The request => Write out the entries below once more, exactly, with the pictures left out.

Extracted data entries:
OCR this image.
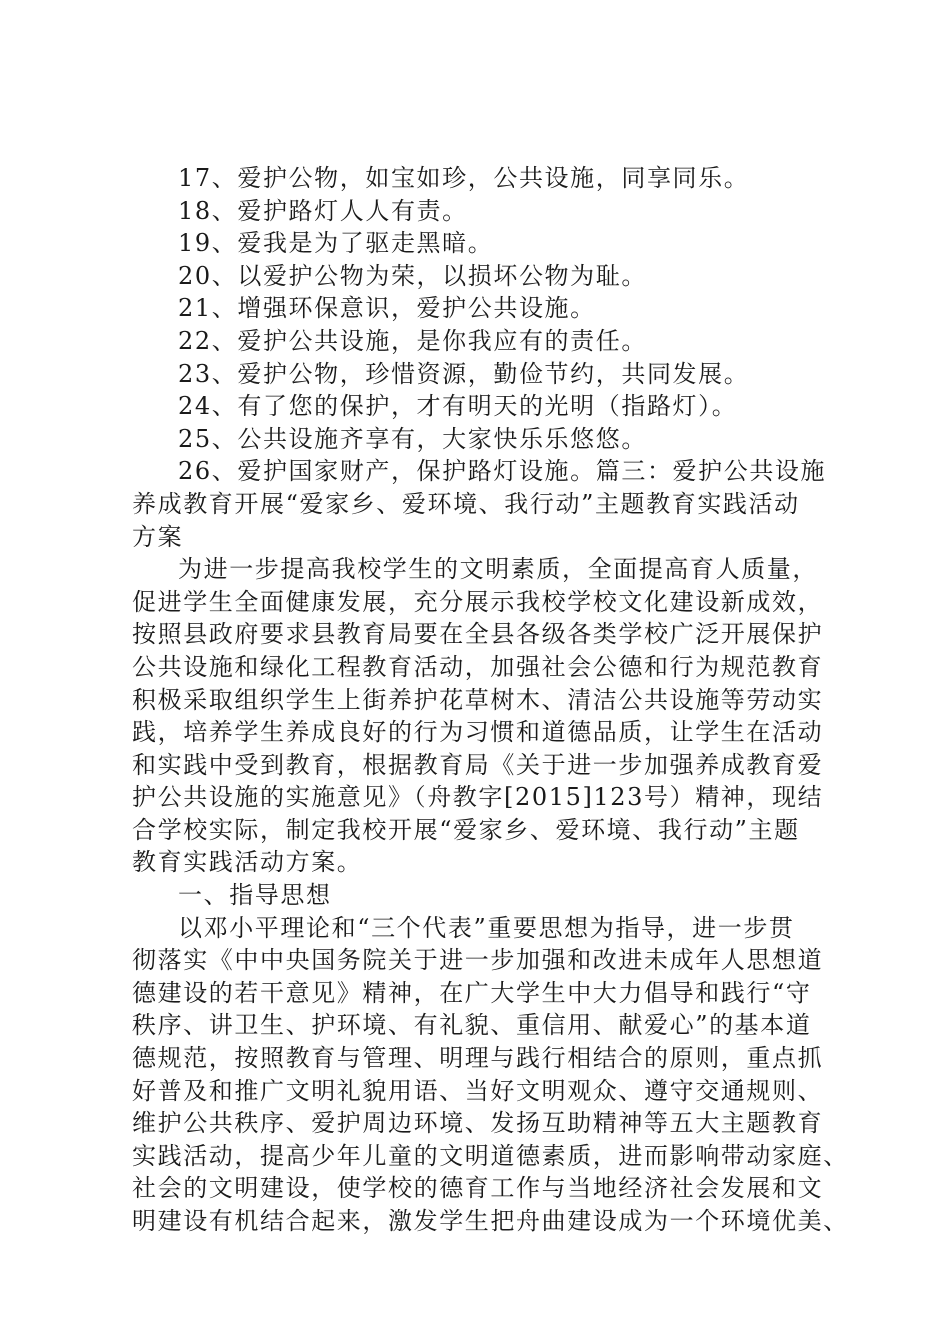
17、爱护公物，如宝如珍，公共设施，同享同乐。
18、爱护路灯人人有责。
19、爱我是为了驱走黑暗。
20、以爱护公物为荣，以损坏公物为耻。
21、增强环保意识，爱护公共设施。
22、爱护公共设施，是你我应有的责任。
23、爱护公物，珍惜资源，勤俭节约，共同发展。
24、有了您的保护，才有明天的光明（指路灯）。
25、公共设施齐享有，大家快乐乐悠悠。
26、爱护国家财产，保护路灯设施。篇三：爱护公共设施
养成教育开展“爱家乡、爱环境、我行动”主题教育实践活动
方案
为进一步提高我校学生的文明素质，全面提高育人质量，
促进学生全面健康发展，充分展示我校学校文化建设新成效，
按照县政府要求县教育局要在全县各级各类学校广泛开展保护
公共设施和绿化工程教育活动，加强社会公德和行为规范教育
积极采取组织学生上街养护花草树木、清洁公共设施等劳动实
践，培养学生养成良好的行为习惯和道德品质，让学生在活动
和实践中受到教育，根据教育局《关于进一步加强养成教育爱
护公共设施的实施意见》（舟教字[2015]123号）精神，现结
合学校实际，制定我校开展“爱家乡、爱环境、我行动”主题
教育实践活动方案。
一、指导思想
以邓小平理论和“三个代表”重要思想为指导，进一步贯
彻落实《中中央国务院关于进一步加强和改进未成年人思想道
德建设的若干意见》精神，在广大学生中大力倡导和践行“守
秩序、讲卫生、护环境、有礼貌、重信用、献爱心”的基本道
德规范，按照教育与管理、明理与践行相结合的原则，重点抓
好普及和推广文明礼貌用语、当好文明观众、遵守交通规则、
维护公共秩序、爱护周边环境、发扬互助精神等五大主题教育
实践活动，提高少年儿童的文明道德素质，进而影响带动家庭、
社会的文明建设，使学校的德育工作与当地经济社会发展和文
明建设有机结合起来，激发学生把舟曲建设成为一个环境优美、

Answer to this problem =>
OCR this image.
17、爱护公物，如宝如珍，公共设施，同享同乐。
18、爱护路灯人人有责。
19、爱我是为了驱走黑暗。
20、以爱护公物为荣，以损坏公物为耻。
21、增强环保意识，爱护公共设施。
22、爱护公共设施，是你我应有的责任。
23、爱护公物，珍惜资源，勤俭节约，共同发展。
24、有了您的保护，才有明天的光明（指路灯）。
25、公共设施齐享有，大家快乐乐悠悠。
26、爱护国家财产，保护路灯设施。篇三：爱护公共设施
养成教育开展“爱家乡、爱环境、我行动”主题教育实践活动
方案
为进一步提高我校学生的文明素质，全面提高育人质量，
促进学生全面健康发展，充分展示我校学校文化建设新成效，
按照县政府要求县教育局要在全县各级各类学校广泛开展保护
公共设施和绿化工程教育活动，加强社会公德和行为规范教育
积极采取组织学生上街养护花草树木、清洁公共设施等劳动实
践，培养学生养成良好的行为习惯和道德品质，让学生在活动
和实践中受到教育，根据教育局《关于进一步加强养成教育爱
护公共设施的实施意见》（舟教字[2015]123号）精神，现结
合学校实际，制定我校开展“爱家乡、爱环境、我行动”主题
教育实践活动方案。
一、指导思想
以邓小平理论和“三个代表”重要思想为指导，进一步贯
彻落实《中中央国务院关于进一步加强和改进未成年人思想道
德建设的若干意见》精神，在广大学生中大力倡导和践行“守
秩序、讲卫生、护环境、有礼貌、重信用、献爱心”的基本道
德规范，按照教育与管理、明理与践行相结合的原则，重点抓
好普及和推广文明礼貌用语、当好文明观众、遵守交通规则、
维护公共秩序、爱护周边环境、发扬互助精神等五大主题教育
实践活动，提高少年儿童的文明道德素质，进而影响带动家庭、
社会的文明建设，使学校的德育工作与当地经济社会发展和文
明建设有机结合起来，激发学生把舟曲建设成为一个环境优美、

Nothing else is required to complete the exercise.